Finally, when all map tasks and reduce tasks have been compeleted, the master wakes up the user program. At this point, the MapReduce call in the user program returns back to the user code.

One way to implement Mapreduce (Using RPC and Threads in golang):

2. Fault Tolerance

Since the MapReduce library is designed to help process very large amounts of data using hundreds or thousands of machines, the library must tolerate machine failures gracefullly. (Must insert fault tolerance into its design)

The master keeps several data structures.
For each map task and reduce task. it stores the state (idle, in-progress, or completed), and the identity of the worker machine.

Worker Failure

We want to completely hide failures from the application programmer.

The master pings every worker periodically. If no response is recieived from a worker in a certain amount of time, the master marks the worker as failed. MR re-runs just the failed maps and reduces.

Details of worker crash recovery

Map worker crashes:

Master notices worker no longer responds to pings.
Master knows which map tasks it ran on the worker, since their output is stored on the failed machine and is there inaccessible by other Reduce workers (no write location back to the master), and the output must be re-executed.
Then Master schedule another worker to run those failed tasks
If some reduces already fetched the intermediate data (if this map is already finished), the reduce need to be re-running

Reduce worker crashes:

Master re-starts worker’s unfinished tasks on other workers.

Master Failure

During the runtime of Master, the master program will write periodic checkpoints to the master data structures.
If the master task dies, a new copy can be started fromm the last checkpointed state.

3. Locality

What will likely limit the performance of MapReduce?

> _DATA BLOCK_:
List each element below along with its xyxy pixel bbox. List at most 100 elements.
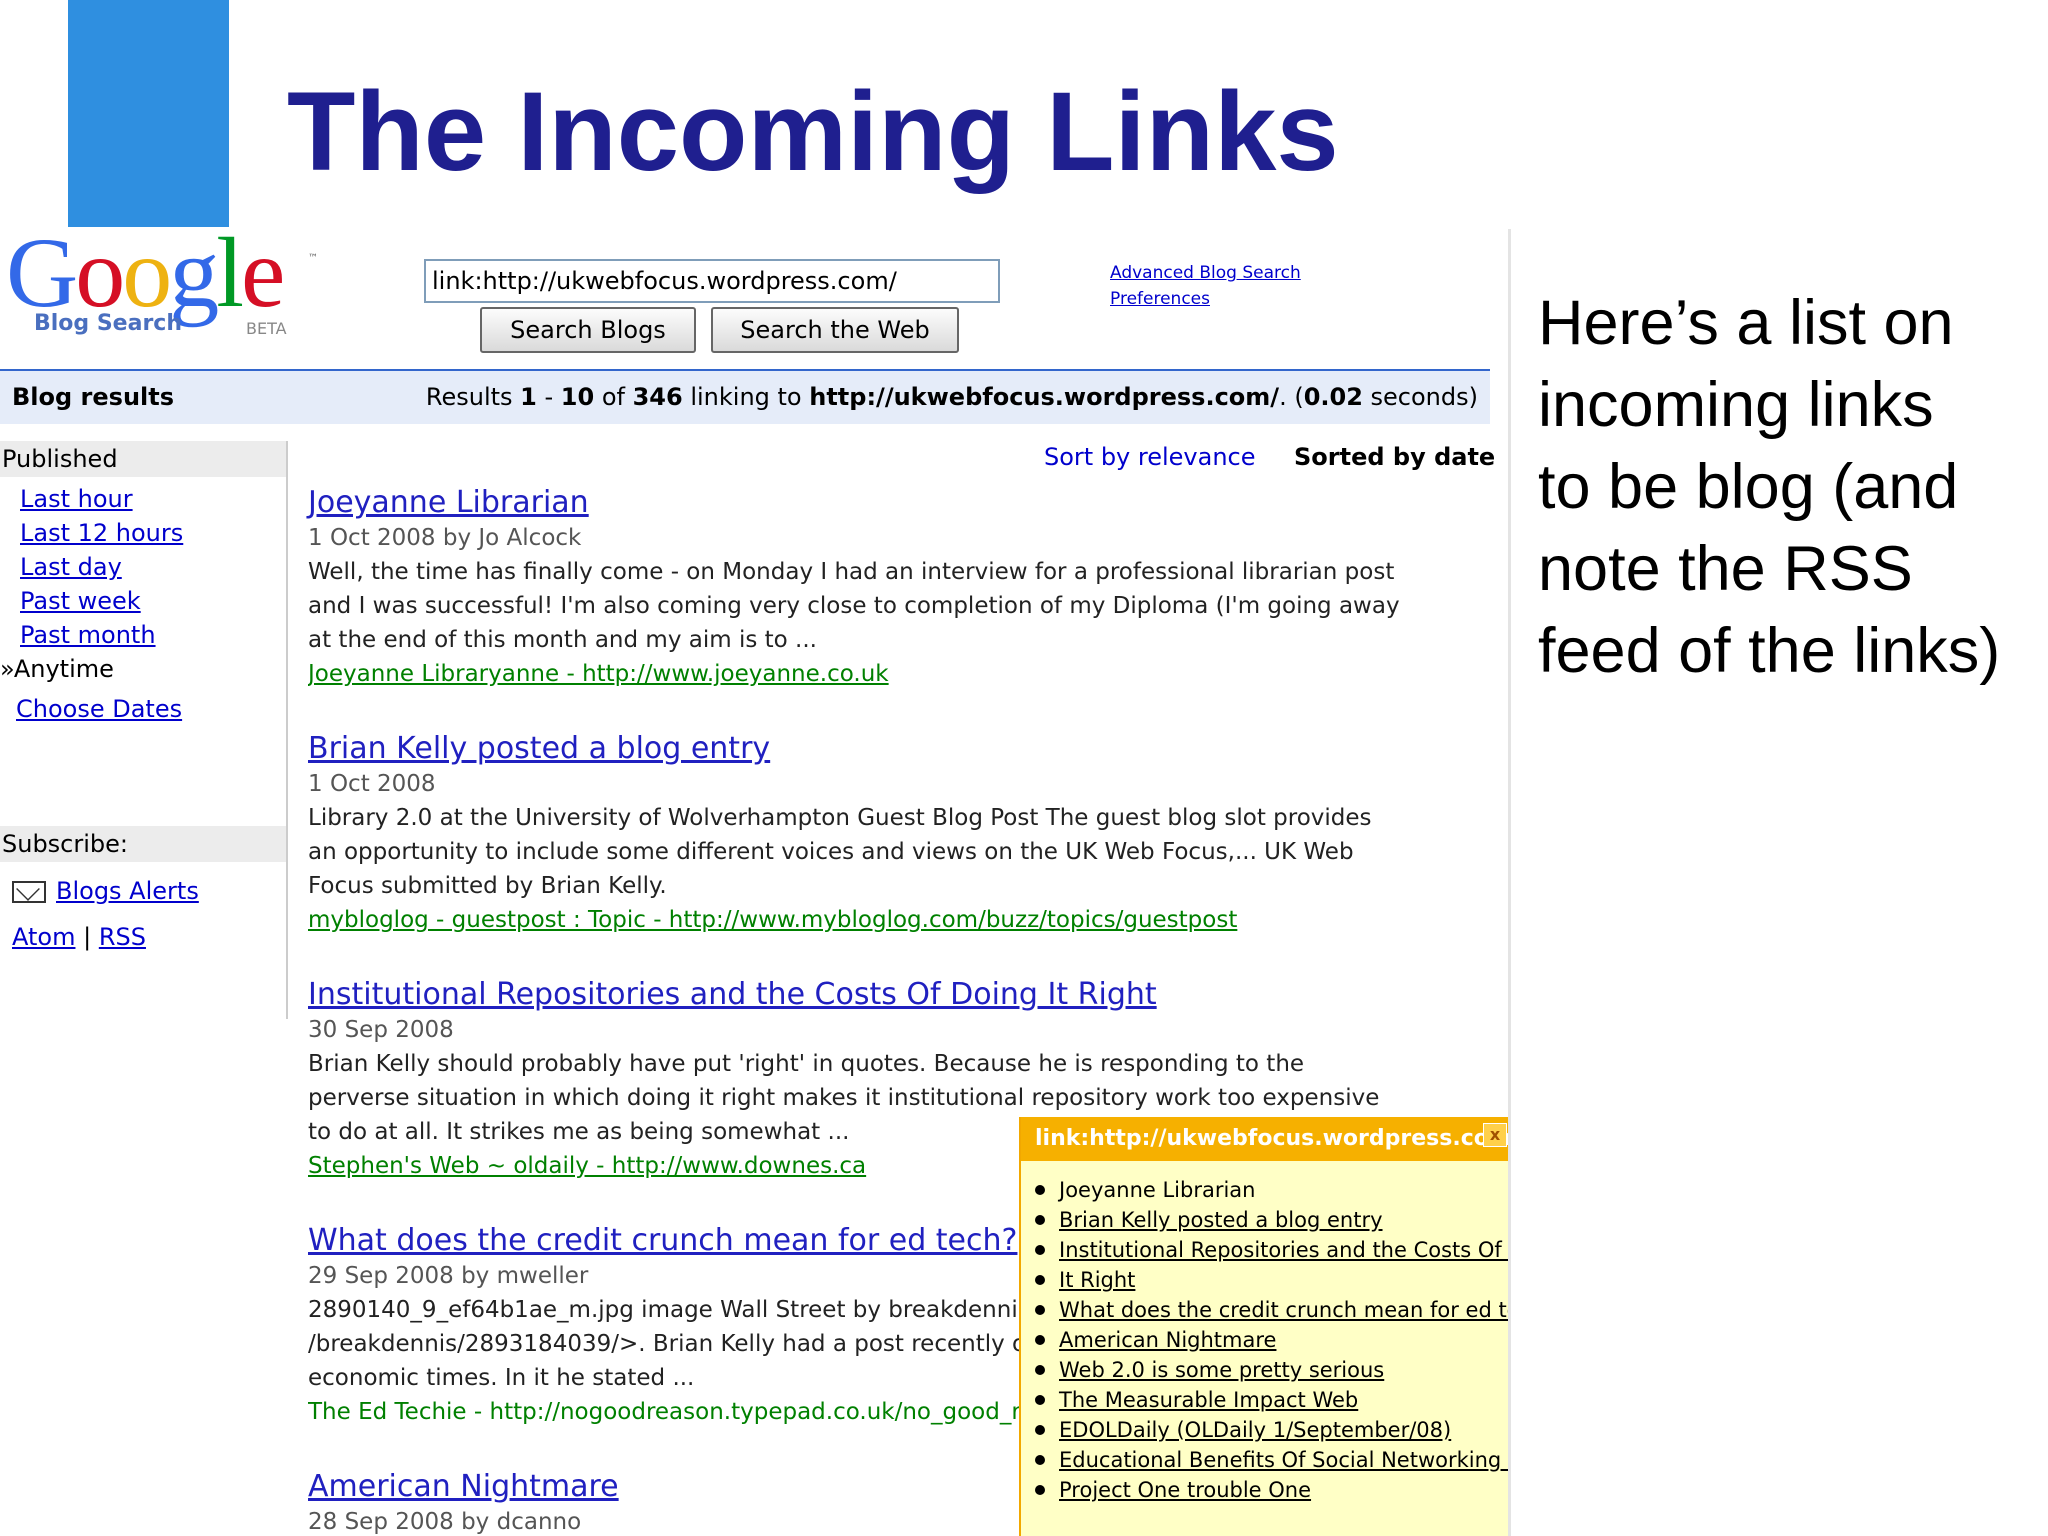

> _BRIEF_:
Answer from the MapReduce text:
1. What states does the master record for each map task and reduce task?
2. When does the master mark a worker as failed?
3. How is work resumed if the master task dies?
The listing was taken from a different source than the MapReduce text.

> _ANSWER TO THE EXERCISE_:
1. Idle, in-progress, or completed.
2. When it receives no response to its periodic pings from that worker within a certain amount of time.
3. A new copy of the master can be started from the last checkpointed state.